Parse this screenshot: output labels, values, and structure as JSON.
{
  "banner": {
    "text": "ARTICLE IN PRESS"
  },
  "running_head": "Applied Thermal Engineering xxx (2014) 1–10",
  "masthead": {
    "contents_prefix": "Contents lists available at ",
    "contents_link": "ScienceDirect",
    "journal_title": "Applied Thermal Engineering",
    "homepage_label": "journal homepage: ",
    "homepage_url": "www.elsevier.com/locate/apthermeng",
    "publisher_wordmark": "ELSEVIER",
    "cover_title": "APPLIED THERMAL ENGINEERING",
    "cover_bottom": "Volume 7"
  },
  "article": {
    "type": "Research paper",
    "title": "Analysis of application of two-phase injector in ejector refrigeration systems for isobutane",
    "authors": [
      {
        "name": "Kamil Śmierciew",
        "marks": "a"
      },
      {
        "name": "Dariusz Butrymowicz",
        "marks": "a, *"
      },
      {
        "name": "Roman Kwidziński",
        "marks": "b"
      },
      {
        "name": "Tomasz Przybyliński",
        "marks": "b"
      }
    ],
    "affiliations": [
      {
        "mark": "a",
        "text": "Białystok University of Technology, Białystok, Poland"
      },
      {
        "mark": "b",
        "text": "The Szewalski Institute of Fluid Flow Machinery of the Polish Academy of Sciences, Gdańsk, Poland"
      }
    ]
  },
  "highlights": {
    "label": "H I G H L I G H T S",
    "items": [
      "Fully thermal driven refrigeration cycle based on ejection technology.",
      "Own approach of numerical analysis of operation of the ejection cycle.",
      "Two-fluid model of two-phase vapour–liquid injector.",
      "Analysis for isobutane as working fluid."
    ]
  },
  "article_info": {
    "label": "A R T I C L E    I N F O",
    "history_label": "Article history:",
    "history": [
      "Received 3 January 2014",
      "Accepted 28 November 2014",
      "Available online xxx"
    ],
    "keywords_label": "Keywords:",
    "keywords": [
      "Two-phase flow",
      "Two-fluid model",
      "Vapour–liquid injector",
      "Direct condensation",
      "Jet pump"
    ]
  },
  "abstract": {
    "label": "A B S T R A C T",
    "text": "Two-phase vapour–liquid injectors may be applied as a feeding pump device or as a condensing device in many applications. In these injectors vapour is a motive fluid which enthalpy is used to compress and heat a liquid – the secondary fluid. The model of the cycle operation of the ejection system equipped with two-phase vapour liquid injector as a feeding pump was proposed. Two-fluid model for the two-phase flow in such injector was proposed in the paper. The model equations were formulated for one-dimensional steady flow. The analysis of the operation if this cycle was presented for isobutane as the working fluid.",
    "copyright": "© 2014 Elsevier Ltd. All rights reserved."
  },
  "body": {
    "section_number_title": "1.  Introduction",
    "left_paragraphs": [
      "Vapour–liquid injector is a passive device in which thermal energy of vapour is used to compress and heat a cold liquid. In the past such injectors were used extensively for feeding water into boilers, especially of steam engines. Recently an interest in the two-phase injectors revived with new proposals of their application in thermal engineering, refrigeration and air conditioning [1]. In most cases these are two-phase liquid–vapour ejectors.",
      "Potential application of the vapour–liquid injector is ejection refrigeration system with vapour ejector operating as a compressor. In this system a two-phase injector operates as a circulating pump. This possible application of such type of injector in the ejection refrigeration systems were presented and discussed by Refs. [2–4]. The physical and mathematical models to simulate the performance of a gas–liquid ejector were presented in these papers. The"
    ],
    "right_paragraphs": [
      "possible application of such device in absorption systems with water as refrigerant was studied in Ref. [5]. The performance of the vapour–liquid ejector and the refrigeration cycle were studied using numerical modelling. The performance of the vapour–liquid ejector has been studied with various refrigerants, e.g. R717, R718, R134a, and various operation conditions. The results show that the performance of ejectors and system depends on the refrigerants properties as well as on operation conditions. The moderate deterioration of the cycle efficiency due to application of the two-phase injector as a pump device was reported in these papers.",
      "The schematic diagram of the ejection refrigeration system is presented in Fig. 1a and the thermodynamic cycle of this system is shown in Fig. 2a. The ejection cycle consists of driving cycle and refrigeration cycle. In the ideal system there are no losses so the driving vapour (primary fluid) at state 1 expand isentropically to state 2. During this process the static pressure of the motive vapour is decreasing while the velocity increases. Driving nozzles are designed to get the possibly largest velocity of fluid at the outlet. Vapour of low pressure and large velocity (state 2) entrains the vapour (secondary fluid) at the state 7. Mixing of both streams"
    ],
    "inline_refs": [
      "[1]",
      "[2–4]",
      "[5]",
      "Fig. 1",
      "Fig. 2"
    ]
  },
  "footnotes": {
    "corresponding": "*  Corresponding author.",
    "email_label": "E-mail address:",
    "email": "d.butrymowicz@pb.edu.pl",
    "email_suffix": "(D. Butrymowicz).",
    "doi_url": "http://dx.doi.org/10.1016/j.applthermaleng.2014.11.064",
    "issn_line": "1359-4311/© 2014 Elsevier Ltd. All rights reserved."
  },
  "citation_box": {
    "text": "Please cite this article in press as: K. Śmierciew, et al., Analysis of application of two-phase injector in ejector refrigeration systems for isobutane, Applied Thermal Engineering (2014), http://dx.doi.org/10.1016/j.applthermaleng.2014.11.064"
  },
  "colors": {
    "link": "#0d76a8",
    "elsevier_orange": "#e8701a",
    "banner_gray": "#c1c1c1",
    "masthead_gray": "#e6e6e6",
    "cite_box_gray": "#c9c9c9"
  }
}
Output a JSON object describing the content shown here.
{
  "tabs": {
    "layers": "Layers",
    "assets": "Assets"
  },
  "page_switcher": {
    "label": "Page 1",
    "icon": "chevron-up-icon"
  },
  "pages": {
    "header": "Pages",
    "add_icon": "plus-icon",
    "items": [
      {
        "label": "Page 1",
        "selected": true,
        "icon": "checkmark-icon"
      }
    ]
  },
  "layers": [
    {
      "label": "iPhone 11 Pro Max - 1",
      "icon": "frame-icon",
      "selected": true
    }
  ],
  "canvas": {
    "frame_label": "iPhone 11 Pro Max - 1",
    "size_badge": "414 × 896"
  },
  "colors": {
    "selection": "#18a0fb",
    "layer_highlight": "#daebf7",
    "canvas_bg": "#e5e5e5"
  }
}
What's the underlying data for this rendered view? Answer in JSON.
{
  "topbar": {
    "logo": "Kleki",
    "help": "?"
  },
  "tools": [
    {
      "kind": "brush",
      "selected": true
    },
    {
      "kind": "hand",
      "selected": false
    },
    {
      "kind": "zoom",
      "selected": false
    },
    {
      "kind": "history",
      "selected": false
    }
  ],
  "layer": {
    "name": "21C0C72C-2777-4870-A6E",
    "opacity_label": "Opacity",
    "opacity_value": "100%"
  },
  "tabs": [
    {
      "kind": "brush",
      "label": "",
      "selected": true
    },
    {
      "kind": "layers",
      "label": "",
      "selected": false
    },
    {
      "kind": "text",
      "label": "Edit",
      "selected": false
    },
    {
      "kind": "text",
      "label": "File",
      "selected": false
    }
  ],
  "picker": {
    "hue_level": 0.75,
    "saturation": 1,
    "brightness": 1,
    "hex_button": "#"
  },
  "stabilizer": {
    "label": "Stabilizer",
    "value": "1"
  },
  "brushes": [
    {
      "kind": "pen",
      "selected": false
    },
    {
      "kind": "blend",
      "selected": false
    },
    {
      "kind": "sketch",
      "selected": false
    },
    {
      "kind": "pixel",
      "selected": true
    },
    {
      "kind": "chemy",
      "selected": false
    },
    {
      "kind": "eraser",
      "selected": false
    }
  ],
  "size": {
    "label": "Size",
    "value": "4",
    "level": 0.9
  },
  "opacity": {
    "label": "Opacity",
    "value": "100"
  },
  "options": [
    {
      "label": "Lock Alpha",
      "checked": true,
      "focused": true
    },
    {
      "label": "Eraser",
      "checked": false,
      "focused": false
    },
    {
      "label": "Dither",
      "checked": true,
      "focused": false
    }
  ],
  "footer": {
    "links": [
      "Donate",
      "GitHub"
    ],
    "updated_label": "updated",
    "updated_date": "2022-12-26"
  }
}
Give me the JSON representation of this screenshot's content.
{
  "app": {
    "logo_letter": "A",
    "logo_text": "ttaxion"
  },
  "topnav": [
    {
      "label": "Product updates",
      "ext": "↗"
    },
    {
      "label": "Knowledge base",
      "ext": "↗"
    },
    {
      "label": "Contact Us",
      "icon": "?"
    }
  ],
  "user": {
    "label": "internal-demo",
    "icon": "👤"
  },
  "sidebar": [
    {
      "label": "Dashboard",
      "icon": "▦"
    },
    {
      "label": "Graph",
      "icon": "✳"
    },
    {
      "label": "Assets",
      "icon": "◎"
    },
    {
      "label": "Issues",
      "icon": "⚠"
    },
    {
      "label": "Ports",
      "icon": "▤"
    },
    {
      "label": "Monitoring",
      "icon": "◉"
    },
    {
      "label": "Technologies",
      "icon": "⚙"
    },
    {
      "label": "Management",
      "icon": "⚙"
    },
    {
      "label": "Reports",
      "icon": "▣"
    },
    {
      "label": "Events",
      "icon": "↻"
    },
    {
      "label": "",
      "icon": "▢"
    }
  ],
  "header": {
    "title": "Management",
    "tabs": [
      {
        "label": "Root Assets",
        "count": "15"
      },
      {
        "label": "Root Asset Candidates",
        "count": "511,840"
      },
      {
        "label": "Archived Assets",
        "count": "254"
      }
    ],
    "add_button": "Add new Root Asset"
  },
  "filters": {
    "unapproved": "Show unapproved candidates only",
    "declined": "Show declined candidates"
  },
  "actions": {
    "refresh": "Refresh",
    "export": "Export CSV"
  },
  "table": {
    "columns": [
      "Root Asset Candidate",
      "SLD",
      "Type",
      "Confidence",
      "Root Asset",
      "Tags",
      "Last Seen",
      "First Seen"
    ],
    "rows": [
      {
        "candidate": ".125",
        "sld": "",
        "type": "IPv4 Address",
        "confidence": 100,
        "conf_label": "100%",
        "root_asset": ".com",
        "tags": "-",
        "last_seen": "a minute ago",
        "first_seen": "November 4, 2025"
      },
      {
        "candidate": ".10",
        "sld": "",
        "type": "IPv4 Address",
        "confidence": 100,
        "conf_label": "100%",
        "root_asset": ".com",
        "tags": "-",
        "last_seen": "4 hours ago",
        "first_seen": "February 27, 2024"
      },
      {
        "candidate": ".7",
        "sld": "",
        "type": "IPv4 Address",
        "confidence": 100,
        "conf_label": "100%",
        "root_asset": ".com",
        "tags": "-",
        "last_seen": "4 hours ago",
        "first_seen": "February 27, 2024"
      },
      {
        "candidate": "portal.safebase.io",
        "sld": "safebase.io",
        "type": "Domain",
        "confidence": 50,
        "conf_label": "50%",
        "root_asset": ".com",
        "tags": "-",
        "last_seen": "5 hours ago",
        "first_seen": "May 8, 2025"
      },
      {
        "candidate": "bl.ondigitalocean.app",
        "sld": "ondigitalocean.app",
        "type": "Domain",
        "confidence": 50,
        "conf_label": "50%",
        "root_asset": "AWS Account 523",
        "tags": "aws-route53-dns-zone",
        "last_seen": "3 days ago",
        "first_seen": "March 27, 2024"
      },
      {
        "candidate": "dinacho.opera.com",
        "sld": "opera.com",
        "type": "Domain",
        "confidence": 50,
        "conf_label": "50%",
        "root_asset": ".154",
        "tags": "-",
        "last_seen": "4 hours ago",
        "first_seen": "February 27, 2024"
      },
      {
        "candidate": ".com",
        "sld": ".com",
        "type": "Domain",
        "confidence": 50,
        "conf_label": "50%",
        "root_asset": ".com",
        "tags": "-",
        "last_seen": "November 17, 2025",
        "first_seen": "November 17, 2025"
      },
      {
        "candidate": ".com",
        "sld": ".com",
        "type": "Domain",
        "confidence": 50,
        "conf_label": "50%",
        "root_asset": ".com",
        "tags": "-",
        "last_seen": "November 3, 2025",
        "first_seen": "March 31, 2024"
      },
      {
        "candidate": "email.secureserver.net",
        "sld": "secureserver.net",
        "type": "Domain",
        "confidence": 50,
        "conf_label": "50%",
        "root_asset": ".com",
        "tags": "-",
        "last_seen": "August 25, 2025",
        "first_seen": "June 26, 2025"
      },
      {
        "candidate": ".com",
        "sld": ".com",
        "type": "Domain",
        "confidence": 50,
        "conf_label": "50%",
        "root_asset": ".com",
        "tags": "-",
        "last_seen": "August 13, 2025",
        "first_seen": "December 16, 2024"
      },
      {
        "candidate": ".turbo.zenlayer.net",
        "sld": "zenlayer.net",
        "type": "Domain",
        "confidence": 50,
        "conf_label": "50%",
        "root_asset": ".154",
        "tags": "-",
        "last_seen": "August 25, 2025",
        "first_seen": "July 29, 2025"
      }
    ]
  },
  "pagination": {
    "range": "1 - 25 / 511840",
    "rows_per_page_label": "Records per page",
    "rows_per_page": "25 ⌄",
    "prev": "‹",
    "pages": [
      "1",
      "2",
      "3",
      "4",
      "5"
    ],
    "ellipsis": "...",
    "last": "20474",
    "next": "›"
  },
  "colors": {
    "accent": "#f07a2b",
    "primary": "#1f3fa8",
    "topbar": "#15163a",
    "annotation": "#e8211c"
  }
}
******
Tally the lines above that contain the word "primary", and reply with only the number.

Response for this exercise: 2